++++ Recorded information

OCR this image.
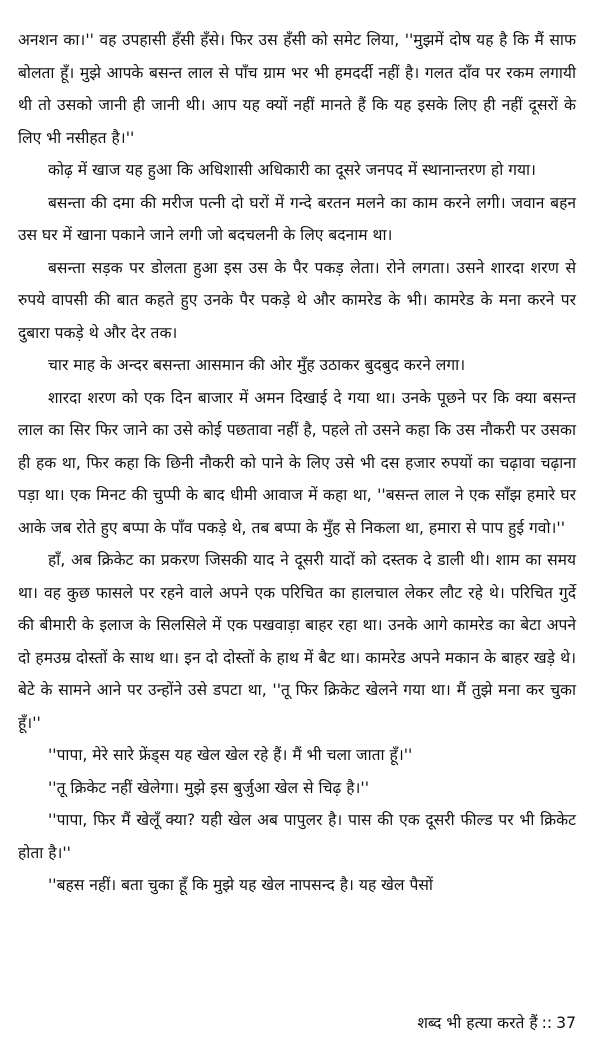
अनशन का।'' वह उपहासी हँसी हँसे। फिर उस हँसी को समेट लिया, ''मुझमें दोष यह है कि मैं साफ बोलता हूँ। मुझे आपके बसन्त लाल से पाँच ग्राम भर भी हमदर्दी नहीं है। गलत दाँव पर रकम लगायी थी तो उसको जानी ही जानी थी। आप यह क्यों नहीं मानते हैं कि यह इसके लिए ही नहीं दूसरों के लिए भी नसीहत है।''

कोढ़ में खाज यह हुआ कि अधिशासी अधिकारी का दूसरे जनपद में स्थानान्तरण हो गया।

बसन्ता की दमा की मरीज पत्नी दो घरों में गन्दे बरतन मलने का काम करने लगी। जवान बहन उस घर में खाना पकाने जाने लगी जो बदचलनी के लिए बदनाम था।

बसन्ता सड़क पर डोलता हुआ इस उस के पैर पकड़ लेता। रोने लगता। उसने शारदा शरण से रुपये वापसी की बात कहते हुए उनके पैर पकड़े थे और कामरेड के भी। कामरेड के मना करने पर दुबारा पकड़े थे और देर तक।

चार माह के अन्दर बसन्ता आसमान की ओर मुँह उठाकर बुदबुद करने लगा।

शारदा शरण को एक दिन बाजार में अमन दिखाई दे गया था। उनके पूछने पर कि क्या बसन्त लाल का सिर फिर जाने का उसे कोई पछतावा नहीं है, पहले तो उसने कहा कि उस नौकरी पर उसका ही हक था, फिर कहा कि छिनी नौकरी को पाने के लिए उसे भी दस हजार रुपयों का चढ़ावा चढ़ाना पड़ा था। एक मिनट की चुप्पी के बाद धीमी आवाज में कहा था, ''बसन्त लाल ने एक साँझ हमारे घर आके जब रोते हुए बप्पा के पाँव पकड़े थे, तब बप्पा के मुँह से निकला था, हमारा से पाप हुई गवो।''

हाँ, अब क्रिकेट का प्रकरण जिसकी याद ने दूसरी यादों को दस्तक दे डाली थी। शाम का समय था। वह कुछ फासले पर रहने वाले अपने एक परिचित का हालचाल लेकर लौट रहे थे। परिचित गुर्दे की बीमारी के इलाज के सिलसिले में एक पखवाड़ा बाहर रहा था। उनके आगे कामरेड का बेटा अपने दो हमउम्र दोस्तों के साथ था। इन दो दोस्तों के हाथ में बैट था। कामरेड अपने मकान के बाहर खड़े थे। बेटे के सामने आने पर उन्होंने उसे डपटा था, ''तू फिर क्रिकेट खेलने गया था। मैं तुझे मना कर चुका हूँ।''

''पापा, मेरे सारे फ्रेंड्स यह खेल खेल रहे हैं। मैं भी चला जाता हूँ।''

''तू क्रिकेट नहीं खेलेगा। मुझे इस बुर्जुआ खेल से चिढ़ है।''

''पापा, फिर मैं खेलूँ क्या? यही खेल अब पापुलर है। पास की एक दूसरी फील्ड पर भी क्रिकेट होता है।''

''बहस नहीं। बता चुका हूँ कि मुझे यह खेल नापसन्द है। यह खेल पैसों

शब्द भी हत्या करते हैं :: 37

++++++++

**Requirements**
Every record is to be reproduced exactly, with no pictures included.

**Answer to this exercise**
OCR this image.
अनशन का।'' वह उपहासी हँसी हँसे। फिर उस हँसी को समेट लिया, ''मुझमें दोष यह है कि मैं साफ बोलता हूँ। मुझे आपके बसन्त लाल से पाँच ग्राम भर भी हमदर्दी नहीं है। गलत दाँव पर रकम लगायी थी तो उसको जानी ही जानी थी। आप यह क्यों नहीं मानते हैं कि यह इसके लिए ही नहीं दूसरों के लिए भी नसीहत है।''

कोढ़ में खाज यह हुआ कि अधिशासी अधिकारी का दूसरे जनपद में स्थानान्तरण हो गया।

बसन्ता की दमा की मरीज पत्नी दो घरों में गन्दे बरतन मलने का काम करने लगी। जवान बहन उस घर में खाना पकाने जाने लगी जो बदचलनी के लिए बदनाम था।

बसन्ता सड़क पर डोलता हुआ इस उस के पैर पकड़ लेता। रोने लगता। उसने शारदा शरण से रुपये वापसी की बात कहते हुए उनके पैर पकड़े थे और कामरेड के भी। कामरेड के मना करने पर दुबारा पकड़े थे और देर तक।

चार माह के अन्दर बसन्ता आसमान की ओर मुँह उठाकर बुदबुद करने लगा।

शारदा शरण को एक दिन बाजार में अमन दिखाई दे गया था। उनके पूछने पर कि क्या बसन्त लाल का सिर फिर जाने का उसे कोई पछतावा नहीं है, पहले तो उसने कहा कि उस नौकरी पर उसका ही हक था, फिर कहा कि छिनी नौकरी को पाने के लिए उसे भी दस हजार रुपयों का चढ़ावा चढ़ाना पड़ा था। एक मिनट की चुप्पी के बाद धीमी आवाज में कहा था, ''बसन्त लाल ने एक साँझ हमारे घर आके जब रोते हुए बप्पा के पाँव पकड़े थे, तब बप्पा के मुँह से निकला था, हमारा से पाप हुई गवो।''

हाँ, अब क्रिकेट का प्रकरण जिसकी याद ने दूसरी यादों को दस्तक दे डाली थी। शाम का समय था। वह कुछ फासले पर रहने वाले अपने एक परिचित का हालचाल लेकर लौट रहे थे। परिचित गुर्दे की बीमारी के इलाज के सिलसिले में एक पखवाड़ा बाहर रहा था। उनके आगे कामरेड का बेटा अपने दो हमउम्र दोस्तों के साथ था। इन दो दोस्तों के हाथ में बैट था। कामरेड अपने मकान के बाहर खड़े थे। बेटे के सामने आने पर उन्होंने उसे डपटा था, ''तू फिर क्रिकेट खेलने गया था। मैं तुझे मना कर चुका हूँ।''

''पापा, मेरे सारे फ्रेंड्स यह खेल खेल रहे हैं। मैं भी चला जाता हूँ।''

''तू क्रिकेट नहीं खेलेगा। मुझे इस बुर्जुआ खेल से चिढ़ है।''

''पापा, फिर मैं खेलूँ क्या? यही खेल अब पापुलर है। पास की एक दूसरी फील्ड पर भी क्रिकेट होता है।''

''बहस नहीं। बता चुका हूँ कि मुझे यह खेल नापसन्द है। यह खेल पैसों

शब्द भी हत्या करते हैं :: 37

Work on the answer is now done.